— To be done —
Convert the entries into a JSON list of strings, one string per line and no blank lines, starting at the first line of the entries and ending at the line that contains "- state-disabled[interactable]: :禁用: [829, 178, 1279, 226]", both included.

— Provided information —
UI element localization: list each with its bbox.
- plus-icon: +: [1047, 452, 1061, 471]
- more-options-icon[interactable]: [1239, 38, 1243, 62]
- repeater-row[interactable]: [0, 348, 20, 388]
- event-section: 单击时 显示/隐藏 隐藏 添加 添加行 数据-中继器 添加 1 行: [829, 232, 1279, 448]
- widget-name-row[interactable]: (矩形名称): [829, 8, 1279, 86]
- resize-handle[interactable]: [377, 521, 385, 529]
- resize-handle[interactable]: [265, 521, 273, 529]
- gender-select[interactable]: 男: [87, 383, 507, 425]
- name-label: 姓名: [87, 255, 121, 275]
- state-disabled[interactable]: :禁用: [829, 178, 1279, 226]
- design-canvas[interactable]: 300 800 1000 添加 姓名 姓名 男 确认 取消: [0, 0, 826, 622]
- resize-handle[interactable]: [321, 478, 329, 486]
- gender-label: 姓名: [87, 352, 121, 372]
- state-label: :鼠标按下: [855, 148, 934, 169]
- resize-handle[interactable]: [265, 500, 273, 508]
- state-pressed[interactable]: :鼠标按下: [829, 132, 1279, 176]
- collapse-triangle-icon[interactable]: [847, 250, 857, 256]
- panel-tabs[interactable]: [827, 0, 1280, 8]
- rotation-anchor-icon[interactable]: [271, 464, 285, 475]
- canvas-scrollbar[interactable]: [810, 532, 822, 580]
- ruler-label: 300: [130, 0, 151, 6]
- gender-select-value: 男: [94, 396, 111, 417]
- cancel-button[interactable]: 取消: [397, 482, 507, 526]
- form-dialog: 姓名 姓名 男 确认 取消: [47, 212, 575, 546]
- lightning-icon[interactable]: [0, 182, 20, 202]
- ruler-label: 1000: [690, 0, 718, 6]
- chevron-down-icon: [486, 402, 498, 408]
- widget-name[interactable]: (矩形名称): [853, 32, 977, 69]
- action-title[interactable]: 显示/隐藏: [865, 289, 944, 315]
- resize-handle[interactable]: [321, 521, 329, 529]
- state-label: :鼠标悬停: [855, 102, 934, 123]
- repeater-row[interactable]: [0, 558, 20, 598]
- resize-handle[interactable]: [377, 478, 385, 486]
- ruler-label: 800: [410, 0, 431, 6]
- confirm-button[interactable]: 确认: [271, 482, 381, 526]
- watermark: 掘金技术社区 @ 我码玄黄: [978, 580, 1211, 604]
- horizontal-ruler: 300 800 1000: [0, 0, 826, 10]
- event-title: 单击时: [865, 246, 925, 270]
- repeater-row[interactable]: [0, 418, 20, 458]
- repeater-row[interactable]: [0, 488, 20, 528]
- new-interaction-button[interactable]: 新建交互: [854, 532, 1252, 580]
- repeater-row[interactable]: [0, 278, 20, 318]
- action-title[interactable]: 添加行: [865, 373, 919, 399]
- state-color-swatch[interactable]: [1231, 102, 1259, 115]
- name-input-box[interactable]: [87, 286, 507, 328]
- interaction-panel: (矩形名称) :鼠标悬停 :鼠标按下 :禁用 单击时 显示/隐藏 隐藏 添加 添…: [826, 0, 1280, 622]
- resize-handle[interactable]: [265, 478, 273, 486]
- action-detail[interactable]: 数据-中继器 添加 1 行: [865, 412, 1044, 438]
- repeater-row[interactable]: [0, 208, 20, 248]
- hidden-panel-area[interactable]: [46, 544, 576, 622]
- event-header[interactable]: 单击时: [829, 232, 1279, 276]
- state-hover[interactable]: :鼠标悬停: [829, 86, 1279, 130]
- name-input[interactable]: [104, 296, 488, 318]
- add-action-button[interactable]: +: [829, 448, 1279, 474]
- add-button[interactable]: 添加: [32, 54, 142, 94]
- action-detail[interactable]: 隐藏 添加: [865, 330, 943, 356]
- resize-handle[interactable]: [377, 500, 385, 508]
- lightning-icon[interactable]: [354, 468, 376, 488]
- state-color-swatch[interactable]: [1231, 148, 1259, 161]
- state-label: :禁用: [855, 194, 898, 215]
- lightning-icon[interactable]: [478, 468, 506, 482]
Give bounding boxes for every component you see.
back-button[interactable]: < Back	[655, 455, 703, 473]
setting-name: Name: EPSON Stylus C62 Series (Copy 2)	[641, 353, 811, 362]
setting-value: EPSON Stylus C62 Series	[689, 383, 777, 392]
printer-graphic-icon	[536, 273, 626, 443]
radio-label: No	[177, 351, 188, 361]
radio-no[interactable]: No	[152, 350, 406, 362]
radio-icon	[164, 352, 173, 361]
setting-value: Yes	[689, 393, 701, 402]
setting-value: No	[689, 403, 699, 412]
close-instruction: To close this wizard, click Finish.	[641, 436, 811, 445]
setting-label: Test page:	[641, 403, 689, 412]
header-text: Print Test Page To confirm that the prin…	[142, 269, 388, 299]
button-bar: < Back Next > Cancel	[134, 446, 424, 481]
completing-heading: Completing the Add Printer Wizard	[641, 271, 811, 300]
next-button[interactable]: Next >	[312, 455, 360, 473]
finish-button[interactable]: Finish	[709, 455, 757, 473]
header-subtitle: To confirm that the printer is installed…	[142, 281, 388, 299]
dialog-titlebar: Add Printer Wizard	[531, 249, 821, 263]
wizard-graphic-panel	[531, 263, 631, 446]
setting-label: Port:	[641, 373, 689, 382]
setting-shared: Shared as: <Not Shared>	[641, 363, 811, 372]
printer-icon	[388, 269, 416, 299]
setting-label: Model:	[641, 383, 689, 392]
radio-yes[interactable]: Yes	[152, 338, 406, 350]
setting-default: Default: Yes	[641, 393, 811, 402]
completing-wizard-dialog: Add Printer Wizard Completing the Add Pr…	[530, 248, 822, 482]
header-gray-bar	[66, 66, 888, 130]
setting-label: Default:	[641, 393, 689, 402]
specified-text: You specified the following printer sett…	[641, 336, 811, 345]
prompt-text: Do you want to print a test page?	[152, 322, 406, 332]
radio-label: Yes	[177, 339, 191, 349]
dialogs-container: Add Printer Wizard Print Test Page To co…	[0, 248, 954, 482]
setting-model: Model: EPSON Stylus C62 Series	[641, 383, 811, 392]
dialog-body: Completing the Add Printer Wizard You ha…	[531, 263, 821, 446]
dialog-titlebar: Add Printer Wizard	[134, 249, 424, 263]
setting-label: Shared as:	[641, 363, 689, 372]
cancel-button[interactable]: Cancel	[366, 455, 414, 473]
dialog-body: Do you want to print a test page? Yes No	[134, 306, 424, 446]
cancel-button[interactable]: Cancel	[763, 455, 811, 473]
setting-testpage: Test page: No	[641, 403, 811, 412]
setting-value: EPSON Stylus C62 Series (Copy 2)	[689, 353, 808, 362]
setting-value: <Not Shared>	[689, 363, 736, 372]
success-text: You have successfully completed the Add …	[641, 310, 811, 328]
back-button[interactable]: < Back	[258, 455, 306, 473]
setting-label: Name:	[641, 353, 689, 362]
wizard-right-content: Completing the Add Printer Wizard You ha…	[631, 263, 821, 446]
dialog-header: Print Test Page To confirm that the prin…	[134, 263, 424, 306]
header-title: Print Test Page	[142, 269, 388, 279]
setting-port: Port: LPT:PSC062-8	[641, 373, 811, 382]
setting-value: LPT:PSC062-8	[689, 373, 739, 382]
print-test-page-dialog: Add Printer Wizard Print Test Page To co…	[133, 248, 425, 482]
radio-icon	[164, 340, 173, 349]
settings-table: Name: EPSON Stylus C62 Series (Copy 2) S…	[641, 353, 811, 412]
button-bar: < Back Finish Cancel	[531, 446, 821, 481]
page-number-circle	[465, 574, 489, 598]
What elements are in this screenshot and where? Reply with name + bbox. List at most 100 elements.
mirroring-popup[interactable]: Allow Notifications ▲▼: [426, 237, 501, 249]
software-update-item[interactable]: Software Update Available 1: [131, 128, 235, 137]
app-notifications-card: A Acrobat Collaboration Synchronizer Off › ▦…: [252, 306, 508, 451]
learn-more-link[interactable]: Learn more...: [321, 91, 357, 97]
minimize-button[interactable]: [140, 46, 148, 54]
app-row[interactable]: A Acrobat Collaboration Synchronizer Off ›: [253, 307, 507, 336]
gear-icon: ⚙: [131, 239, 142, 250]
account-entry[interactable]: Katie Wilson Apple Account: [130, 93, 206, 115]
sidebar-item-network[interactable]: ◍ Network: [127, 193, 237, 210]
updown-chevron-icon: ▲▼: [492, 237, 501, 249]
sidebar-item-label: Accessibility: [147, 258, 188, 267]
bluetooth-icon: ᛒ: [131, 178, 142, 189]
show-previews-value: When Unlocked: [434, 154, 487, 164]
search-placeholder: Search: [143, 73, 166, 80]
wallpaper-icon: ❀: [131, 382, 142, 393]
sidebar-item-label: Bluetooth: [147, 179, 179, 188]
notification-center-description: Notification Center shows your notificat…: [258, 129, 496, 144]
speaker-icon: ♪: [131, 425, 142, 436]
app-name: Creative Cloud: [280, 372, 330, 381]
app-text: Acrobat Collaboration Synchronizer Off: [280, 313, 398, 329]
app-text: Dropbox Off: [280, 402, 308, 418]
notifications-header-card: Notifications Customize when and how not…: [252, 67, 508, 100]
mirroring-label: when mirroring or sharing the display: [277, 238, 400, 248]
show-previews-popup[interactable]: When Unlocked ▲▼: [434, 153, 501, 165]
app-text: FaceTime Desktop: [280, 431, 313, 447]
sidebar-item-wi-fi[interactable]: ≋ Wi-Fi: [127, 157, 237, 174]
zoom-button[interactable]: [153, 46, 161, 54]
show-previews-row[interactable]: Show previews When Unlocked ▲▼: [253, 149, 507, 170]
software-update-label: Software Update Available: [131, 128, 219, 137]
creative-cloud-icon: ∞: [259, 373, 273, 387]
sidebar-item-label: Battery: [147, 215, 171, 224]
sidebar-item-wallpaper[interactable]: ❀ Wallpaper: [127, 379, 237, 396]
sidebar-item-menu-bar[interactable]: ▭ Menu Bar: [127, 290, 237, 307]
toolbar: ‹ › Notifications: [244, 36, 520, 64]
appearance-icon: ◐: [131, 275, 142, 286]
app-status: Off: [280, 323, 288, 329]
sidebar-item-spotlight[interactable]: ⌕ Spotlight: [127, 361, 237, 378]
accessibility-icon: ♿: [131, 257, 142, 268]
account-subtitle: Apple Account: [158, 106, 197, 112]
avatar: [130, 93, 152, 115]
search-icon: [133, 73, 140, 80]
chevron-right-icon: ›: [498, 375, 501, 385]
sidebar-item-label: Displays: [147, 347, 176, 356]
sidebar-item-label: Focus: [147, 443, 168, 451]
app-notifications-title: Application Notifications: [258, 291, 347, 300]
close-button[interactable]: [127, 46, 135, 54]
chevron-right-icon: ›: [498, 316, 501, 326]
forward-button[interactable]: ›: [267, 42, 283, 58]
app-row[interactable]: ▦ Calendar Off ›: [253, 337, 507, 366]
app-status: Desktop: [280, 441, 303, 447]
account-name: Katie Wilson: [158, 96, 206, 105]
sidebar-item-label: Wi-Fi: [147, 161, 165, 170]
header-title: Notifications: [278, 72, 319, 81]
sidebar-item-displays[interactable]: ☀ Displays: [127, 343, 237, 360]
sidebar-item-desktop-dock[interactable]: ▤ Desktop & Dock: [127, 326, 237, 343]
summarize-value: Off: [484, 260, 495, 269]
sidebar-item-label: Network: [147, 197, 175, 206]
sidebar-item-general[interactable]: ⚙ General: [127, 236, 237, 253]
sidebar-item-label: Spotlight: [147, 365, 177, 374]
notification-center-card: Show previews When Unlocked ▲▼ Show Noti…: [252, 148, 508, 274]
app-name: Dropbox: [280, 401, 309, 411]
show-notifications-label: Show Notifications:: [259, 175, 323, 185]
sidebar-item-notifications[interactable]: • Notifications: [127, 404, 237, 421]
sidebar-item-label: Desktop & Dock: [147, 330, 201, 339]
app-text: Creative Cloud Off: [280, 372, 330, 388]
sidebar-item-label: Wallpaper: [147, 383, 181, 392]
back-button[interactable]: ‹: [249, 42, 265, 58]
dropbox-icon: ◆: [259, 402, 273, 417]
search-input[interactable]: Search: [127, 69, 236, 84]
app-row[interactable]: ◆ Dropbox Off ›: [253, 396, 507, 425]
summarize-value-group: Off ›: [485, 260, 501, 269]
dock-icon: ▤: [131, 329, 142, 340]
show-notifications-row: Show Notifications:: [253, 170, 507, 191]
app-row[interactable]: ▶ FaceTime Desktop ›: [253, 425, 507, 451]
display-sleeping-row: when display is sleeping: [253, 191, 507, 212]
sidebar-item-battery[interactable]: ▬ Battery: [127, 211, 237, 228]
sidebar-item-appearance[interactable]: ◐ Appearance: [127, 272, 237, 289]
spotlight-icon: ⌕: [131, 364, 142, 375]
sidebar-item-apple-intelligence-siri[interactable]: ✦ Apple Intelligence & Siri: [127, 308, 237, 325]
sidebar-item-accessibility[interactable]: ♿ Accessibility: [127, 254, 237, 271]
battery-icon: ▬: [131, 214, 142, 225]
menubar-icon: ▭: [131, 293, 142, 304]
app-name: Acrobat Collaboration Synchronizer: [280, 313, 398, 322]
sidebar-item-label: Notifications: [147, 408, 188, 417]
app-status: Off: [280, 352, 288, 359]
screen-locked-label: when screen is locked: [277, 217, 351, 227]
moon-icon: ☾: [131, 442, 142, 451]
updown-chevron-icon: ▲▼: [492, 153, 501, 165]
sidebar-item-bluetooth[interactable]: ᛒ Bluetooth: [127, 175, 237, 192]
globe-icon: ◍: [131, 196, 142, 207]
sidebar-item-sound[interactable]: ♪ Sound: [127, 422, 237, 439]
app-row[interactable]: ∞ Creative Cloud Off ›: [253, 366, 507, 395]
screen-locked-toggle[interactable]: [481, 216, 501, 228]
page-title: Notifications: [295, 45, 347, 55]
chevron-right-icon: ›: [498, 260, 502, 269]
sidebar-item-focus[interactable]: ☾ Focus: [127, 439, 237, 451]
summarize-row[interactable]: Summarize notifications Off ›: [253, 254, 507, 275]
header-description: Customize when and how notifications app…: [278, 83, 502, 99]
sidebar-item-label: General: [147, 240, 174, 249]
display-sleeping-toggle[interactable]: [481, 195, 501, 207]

— Worked solution —
[
  "UI element localization: list each with its bbox.",
  "- plus-icon: +: [1047, 452, 1061, 471]",
  "- more-options-icon[interactable]: [1239, 38, 1243, 62]",
  "- repeater-row[interactable]: [0, 348, 20, 388]",
  "- event-section: 单击时 显示/隐藏 隐藏 添加 添加行 数据-中继器 添加 1 行: [829, 232, 1279, 448]",
  "- widget-name-row[interactable]: (矩形名称): [829, 8, 1279, 86]",
  "- resize-handle[interactable]: [377, 521, 385, 529]",
  "- resize-handle[interactable]: [265, 521, 273, 529]",
  "- gender-select[interactable]: 男: [87, 383, 507, 425]",
  "- name-label: 姓名: [87, 255, 121, 275]",
  "- state-disabled[interactable]: :禁用: [829, 178, 1279, 226]"
]